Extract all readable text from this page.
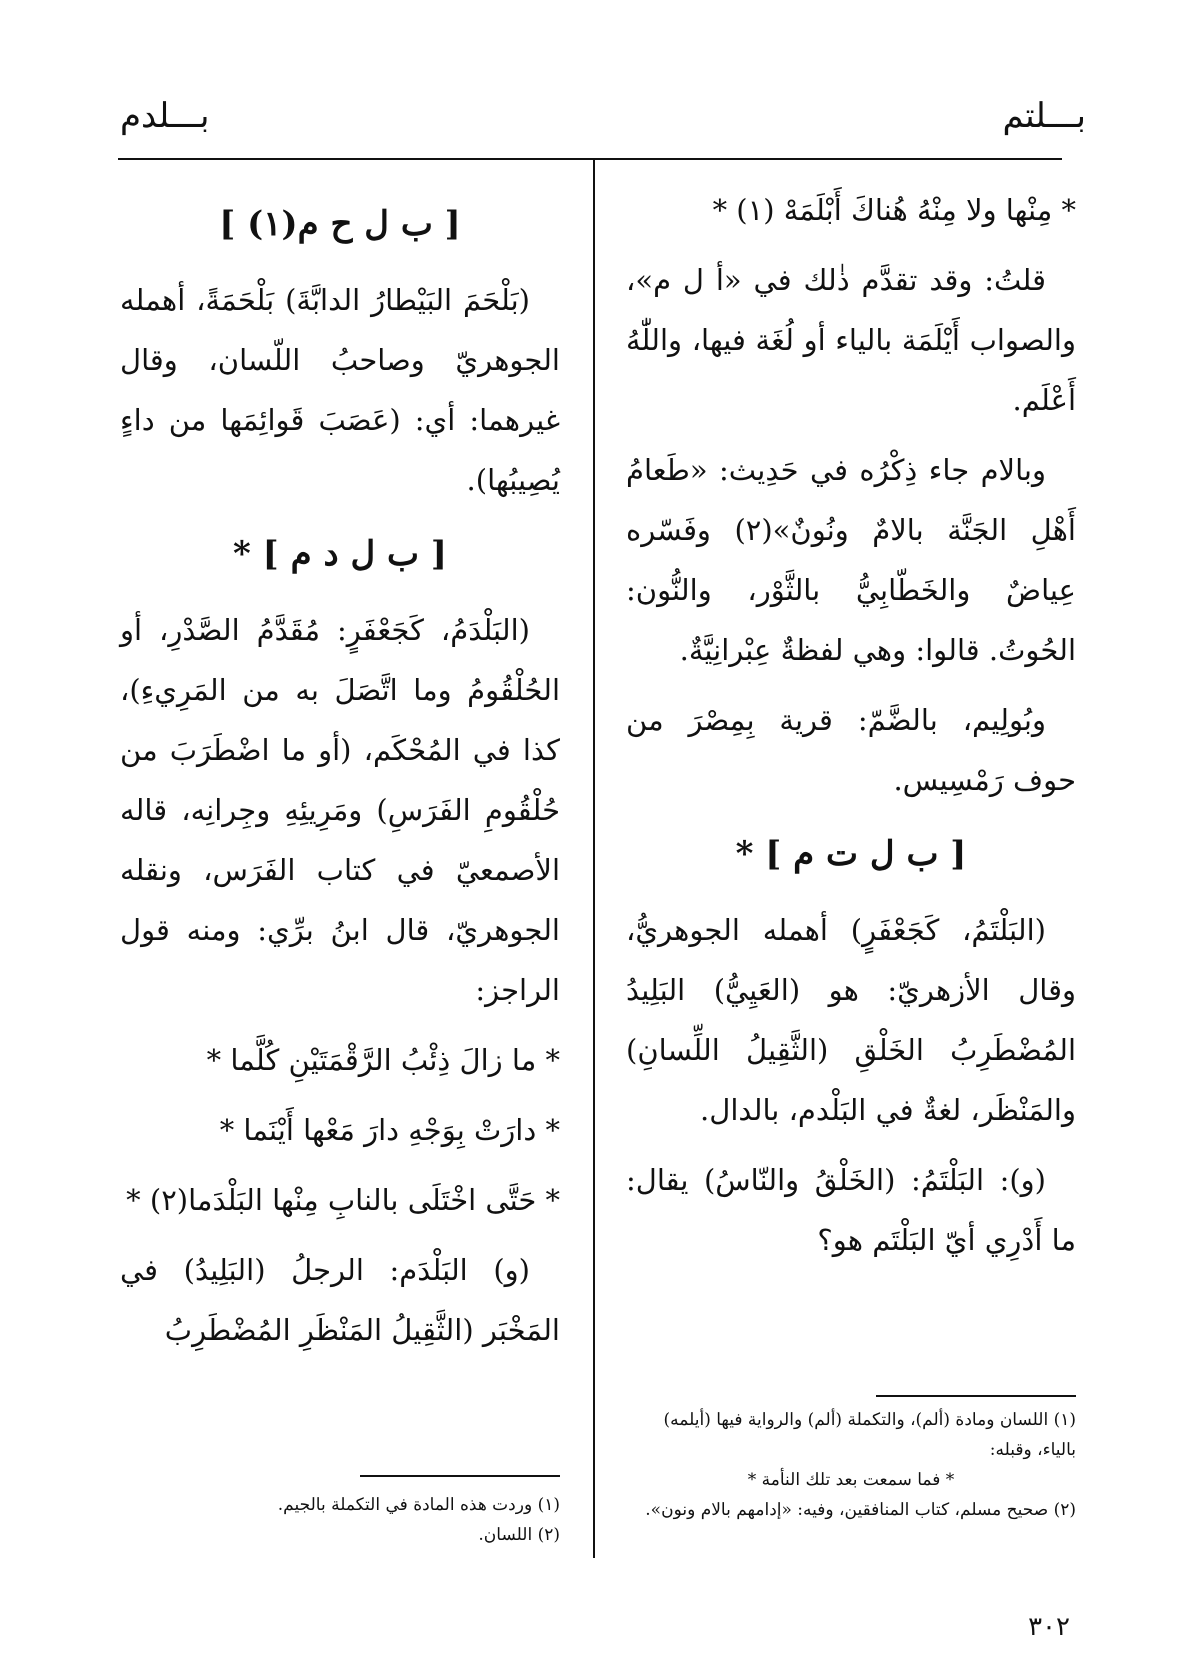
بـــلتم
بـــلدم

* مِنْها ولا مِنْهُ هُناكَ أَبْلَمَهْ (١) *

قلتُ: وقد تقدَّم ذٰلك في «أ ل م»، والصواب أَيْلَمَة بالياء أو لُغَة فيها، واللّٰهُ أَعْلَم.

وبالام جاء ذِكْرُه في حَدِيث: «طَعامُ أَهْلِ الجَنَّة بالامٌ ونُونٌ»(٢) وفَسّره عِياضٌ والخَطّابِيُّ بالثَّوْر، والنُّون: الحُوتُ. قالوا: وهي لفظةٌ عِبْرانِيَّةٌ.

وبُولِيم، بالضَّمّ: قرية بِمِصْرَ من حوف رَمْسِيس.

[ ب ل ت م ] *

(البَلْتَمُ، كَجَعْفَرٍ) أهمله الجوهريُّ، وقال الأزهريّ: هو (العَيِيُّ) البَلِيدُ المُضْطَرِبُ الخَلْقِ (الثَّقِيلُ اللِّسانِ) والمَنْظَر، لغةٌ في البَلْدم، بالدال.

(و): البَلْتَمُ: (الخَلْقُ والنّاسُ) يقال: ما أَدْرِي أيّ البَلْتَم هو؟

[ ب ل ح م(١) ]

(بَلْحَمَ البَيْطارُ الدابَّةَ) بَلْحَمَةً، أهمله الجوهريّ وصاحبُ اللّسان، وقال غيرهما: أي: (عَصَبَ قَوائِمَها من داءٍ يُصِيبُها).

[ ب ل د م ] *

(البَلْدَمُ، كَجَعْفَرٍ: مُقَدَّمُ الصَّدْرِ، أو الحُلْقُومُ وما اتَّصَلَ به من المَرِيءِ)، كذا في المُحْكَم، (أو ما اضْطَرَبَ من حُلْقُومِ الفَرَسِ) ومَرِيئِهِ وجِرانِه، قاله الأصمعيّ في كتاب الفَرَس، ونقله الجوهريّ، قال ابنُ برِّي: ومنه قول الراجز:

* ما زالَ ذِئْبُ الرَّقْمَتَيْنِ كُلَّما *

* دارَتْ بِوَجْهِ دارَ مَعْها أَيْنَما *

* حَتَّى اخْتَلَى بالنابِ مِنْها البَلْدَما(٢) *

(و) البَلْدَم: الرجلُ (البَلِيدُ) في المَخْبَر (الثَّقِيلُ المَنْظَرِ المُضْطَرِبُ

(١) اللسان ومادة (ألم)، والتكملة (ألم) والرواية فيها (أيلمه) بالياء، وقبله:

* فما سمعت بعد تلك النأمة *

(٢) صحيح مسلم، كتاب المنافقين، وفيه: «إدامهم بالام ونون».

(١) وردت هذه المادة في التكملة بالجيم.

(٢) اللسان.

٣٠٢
******
What is being asked -> Please set down each line of the data above exactly as written, without the pictures.

Response to the task ->
Extract all readable text from this page.
بـــلتم
بـــلدم

* مِنْها ولا مِنْهُ هُناكَ أَبْلَمَهْ (١) *

قلتُ: وقد تقدَّم ذٰلك في «أ ل م»، والصواب أَيْلَمَة بالياء أو لُغَة فيها، واللّٰهُ أَعْلَم.

وبالام جاء ذِكْرُه في حَدِيث: «طَعامُ أَهْلِ الجَنَّة بالامٌ ونُونٌ»(٢) وفَسّره عِياضٌ والخَطّابِيُّ بالثَّوْر، والنُّون: الحُوتُ. قالوا: وهي لفظةٌ عِبْرانِيَّةٌ.

وبُولِيم، بالضَّمّ: قرية بِمِصْرَ من حوف رَمْسِيس.

[ ب ل ت م ] *

(البَلْتَمُ، كَجَعْفَرٍ) أهمله الجوهريُّ، وقال الأزهريّ: هو (العَيِيُّ) البَلِيدُ المُضْطَرِبُ الخَلْقِ (الثَّقِيلُ اللِّسانِ) والمَنْظَر، لغةٌ في البَلْدم، بالدال.

(و): البَلْتَمُ: (الخَلْقُ والنّاسُ) يقال: ما أَدْرِي أيّ البَلْتَم هو؟

[ ب ل ح م(١) ]

(بَلْحَمَ البَيْطارُ الدابَّةَ) بَلْحَمَةً، أهمله الجوهريّ وصاحبُ اللّسان، وقال غيرهما: أي: (عَصَبَ قَوائِمَها من داءٍ يُصِيبُها).

[ ب ل د م ] *

(البَلْدَمُ، كَجَعْفَرٍ: مُقَدَّمُ الصَّدْرِ، أو الحُلْقُومُ وما اتَّصَلَ به من المَرِيءِ)، كذا في المُحْكَم، (أو ما اضْطَرَبَ من حُلْقُومِ الفَرَسِ) ومَرِيئِهِ وجِرانِه، قاله الأصمعيّ في كتاب الفَرَس، ونقله الجوهريّ، قال ابنُ برِّي: ومنه قول الراجز:

* ما زالَ ذِئْبُ الرَّقْمَتَيْنِ كُلَّما *

* دارَتْ بِوَجْهِ دارَ مَعْها أَيْنَما *

* حَتَّى اخْتَلَى بالنابِ مِنْها البَلْدَما(٢) *

(و) البَلْدَم: الرجلُ (البَلِيدُ) في المَخْبَر (الثَّقِيلُ المَنْظَرِ المُضْطَرِبُ

(١) اللسان ومادة (ألم)، والتكملة (ألم) والرواية فيها (أيلمه) بالياء، وقبله:

* فما سمعت بعد تلك النأمة *

(٢) صحيح مسلم، كتاب المنافقين، وفيه: «إدامهم بالام ونون».

(١) وردت هذه المادة في التكملة بالجيم.

(٢) اللسان.

٣٠٢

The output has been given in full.